■ Stored items from a collection
• • •
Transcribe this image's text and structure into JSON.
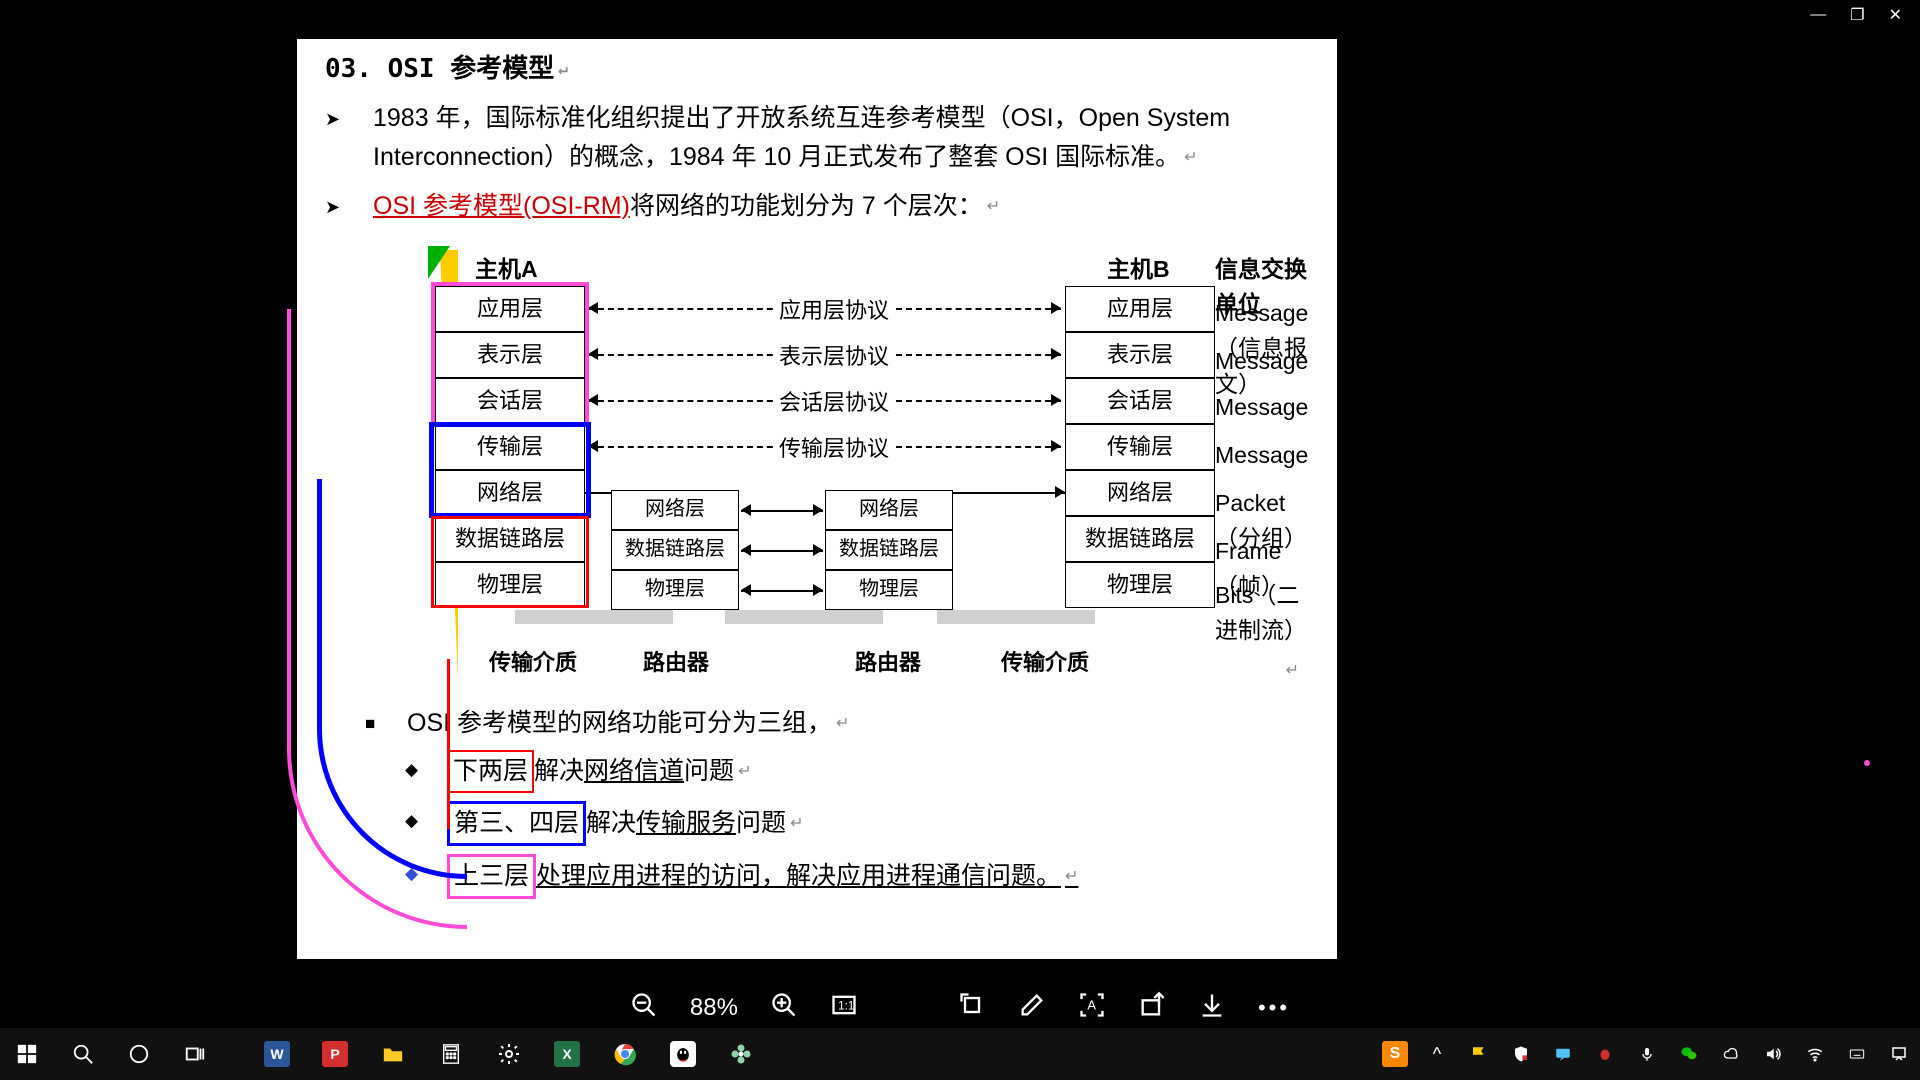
{
  "titlebar": {
    "min": "—",
    "max": "❐",
    "close": "✕"
  },
  "doc": {
    "heading": "03. OSI 参考模型",
    "para1": "1983 年，国际标准化组织提出了开放系统互连参考模型（OSI，Open System Interconnection）的概念，1984 年 10 月正式发布了整套 OSI 国际标准。",
    "para2_link": "OSI 参考模型(OSI-RM)",
    "para2_rest": "将网络的功能划分为 7 个层次：",
    "hostA": "主机A",
    "hostB": "主机B",
    "infoHeader": "信息交换单位",
    "layers": [
      "应用层",
      "表示层",
      "会话层",
      "传输层",
      "网络层",
      "数据链路层",
      "物理层"
    ],
    "protocols": [
      "应用层协议",
      "表示层协议",
      "会话层协议",
      "传输层协议"
    ],
    "router_layers": [
      "网络层",
      "数据链路层",
      "物理层"
    ],
    "info": [
      "Message（信息报文）",
      "Message",
      "Message",
      "Message",
      "Packet（分组）",
      "Frame（帧）",
      "Bits（二进制流）"
    ],
    "media": "传输介质",
    "router": "路由器",
    "body1": "OSI 参考模型的网络功能可分为三组，",
    "b2a": "下两层",
    "b2b": "解决",
    "b2c": "网络信道",
    "b2d": "问题",
    "b3a": "第三、四层",
    "b3b": "解决",
    "b3c": "传输服务",
    "b3d": "问题",
    "b4a": "上三层",
    "b4b": "处理应用进程的访问，解决应用进程通信问题。"
  },
  "viewer": {
    "zoom": "88%"
  },
  "taskbar": {
    "word": "W",
    "pdf": "P",
    "excel": "X",
    "sogou": "S"
  }
}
• • •
■ Requirement
Without the pictures, extract every entry verbatim.

■ Exercise response
Transcribe this image's text and structure into JSON.
{
  "titlebar": {
    "min": "—",
    "max": "❐",
    "close": "✕"
  },
  "doc": {
    "heading": "03. OSI 参考模型",
    "para1": "1983 年，国际标准化组织提出了开放系统互连参考模型（OSI，Open System Interconnection）的概念，1984 年 10 月正式发布了整套 OSI 国际标准。",
    "para2_link": "OSI 参考模型(OSI-RM)",
    "para2_rest": "将网络的功能划分为 7 个层次：",
    "hostA": "主机A",
    "hostB": "主机B",
    "infoHeader": "信息交换单位",
    "layers": [
      "应用层",
      "表示层",
      "会话层",
      "传输层",
      "网络层",
      "数据链路层",
      "物理层"
    ],
    "protocols": [
      "应用层协议",
      "表示层协议",
      "会话层协议",
      "传输层协议"
    ],
    "router_layers": [
      "网络层",
      "数据链路层",
      "物理层"
    ],
    "info": [
      "Message（信息报文）",
      "Message",
      "Message",
      "Message",
      "Packet（分组）",
      "Frame（帧）",
      "Bits（二进制流）"
    ],
    "media": "传输介质",
    "router": "路由器",
    "body1": "OSI 参考模型的网络功能可分为三组，",
    "b2a": "下两层",
    "b2b": "解决",
    "b2c": "网络信道",
    "b2d": "问题",
    "b3a": "第三、四层",
    "b3b": "解决",
    "b3c": "传输服务",
    "b3d": "问题",
    "b4a": "上三层",
    "b4b": "处理应用进程的访问，解决应用进程通信问题。"
  },
  "viewer": {
    "zoom": "88%"
  },
  "taskbar": {
    "word": "W",
    "pdf": "P",
    "excel": "X",
    "sogou": "S"
  }
}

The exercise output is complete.